[BEGIN INFORMATION SUPPLIED]
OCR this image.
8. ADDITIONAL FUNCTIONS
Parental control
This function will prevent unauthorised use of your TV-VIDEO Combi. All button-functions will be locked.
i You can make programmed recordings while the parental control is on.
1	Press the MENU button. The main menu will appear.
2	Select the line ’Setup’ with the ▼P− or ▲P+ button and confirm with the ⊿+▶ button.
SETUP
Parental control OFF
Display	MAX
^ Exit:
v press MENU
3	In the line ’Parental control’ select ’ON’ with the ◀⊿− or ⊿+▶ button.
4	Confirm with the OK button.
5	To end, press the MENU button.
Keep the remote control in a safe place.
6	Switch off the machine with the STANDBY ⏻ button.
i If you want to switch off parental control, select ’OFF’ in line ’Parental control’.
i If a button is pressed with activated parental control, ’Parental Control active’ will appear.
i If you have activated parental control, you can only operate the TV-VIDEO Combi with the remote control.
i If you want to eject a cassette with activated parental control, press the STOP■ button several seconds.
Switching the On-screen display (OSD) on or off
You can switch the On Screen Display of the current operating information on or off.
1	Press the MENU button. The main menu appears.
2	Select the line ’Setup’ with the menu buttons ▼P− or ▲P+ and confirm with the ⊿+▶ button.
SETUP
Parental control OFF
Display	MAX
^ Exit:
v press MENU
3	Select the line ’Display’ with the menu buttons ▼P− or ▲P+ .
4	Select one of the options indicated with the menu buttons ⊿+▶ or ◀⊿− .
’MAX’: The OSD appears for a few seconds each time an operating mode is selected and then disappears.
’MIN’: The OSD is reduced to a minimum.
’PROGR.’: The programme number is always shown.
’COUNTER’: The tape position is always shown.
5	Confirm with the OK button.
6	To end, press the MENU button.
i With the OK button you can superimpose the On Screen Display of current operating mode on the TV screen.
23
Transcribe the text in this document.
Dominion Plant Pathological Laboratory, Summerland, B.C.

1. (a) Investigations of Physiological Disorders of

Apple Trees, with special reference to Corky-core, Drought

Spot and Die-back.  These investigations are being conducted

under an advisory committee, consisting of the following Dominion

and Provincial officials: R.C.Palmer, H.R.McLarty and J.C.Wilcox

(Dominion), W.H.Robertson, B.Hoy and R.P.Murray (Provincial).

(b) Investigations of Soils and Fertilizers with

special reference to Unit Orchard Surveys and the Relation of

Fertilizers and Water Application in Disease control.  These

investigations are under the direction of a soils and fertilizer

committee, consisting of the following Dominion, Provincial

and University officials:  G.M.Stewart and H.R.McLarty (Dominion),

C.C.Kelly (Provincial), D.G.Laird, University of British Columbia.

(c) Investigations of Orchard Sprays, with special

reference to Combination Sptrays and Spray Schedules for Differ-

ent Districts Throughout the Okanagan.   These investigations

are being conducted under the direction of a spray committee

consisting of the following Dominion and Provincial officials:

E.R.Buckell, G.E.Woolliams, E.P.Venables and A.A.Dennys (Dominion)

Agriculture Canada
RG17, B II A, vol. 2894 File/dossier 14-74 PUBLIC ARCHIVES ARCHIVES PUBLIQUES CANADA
[END INFORMATION SUPPLIED]
### WORK REQUIRED
Return the line that contains "Transcribe the text in this document." along with every line after it through the end of the entries, exactly, adding nothing.

### SOLUTION TO THIS PROBLEM
Transcribe the text in this document.
Dominion Plant Pathological Laboratory, Summerland, B.C.

1. (a) Investigations of Physiological Disorders of

Apple Trees, with special reference to Corky-core, Drought

Spot and Die-back.  These investigations are being conducted

under an advisory committee, consisting of the following Dominion

and Provincial officials: R.C.Palmer, H.R.McLarty and J.C.Wilcox

(Dominion), W.H.Robertson, B.Hoy and R.P.Murray (Provincial).

(b) Investigations of Soils and Fertilizers with

special reference to Unit Orchard Surveys and the Relation of

Fertilizers and Water Application in Disease control.  These

investigations are under the direction of a soils and fertilizer

committee, consisting of the following Dominion, Provincial

and University officials:  G.M.Stewart and H.R.McLarty (Dominion),

C.C.Kelly (Provincial), D.G.Laird, University of British Columbia.

(c) Investigations of Orchard Sprays, with special

reference to Combination Sptrays and Spray Schedules for Differ-

ent Districts Throughout the Okanagan.   These investigations

are being conducted under the direction of a spray committee

consisting of the following Dominion and Provincial officials:

E.R.Buckell, G.E.Woolliams, E.P.Venables and A.A.Dennys (Dominion)

Agriculture Canada
RG17, B II A, vol. 2894 File/dossier 14-74 PUBLIC ARCHIVES ARCHIVES PUBLIQUES CANADA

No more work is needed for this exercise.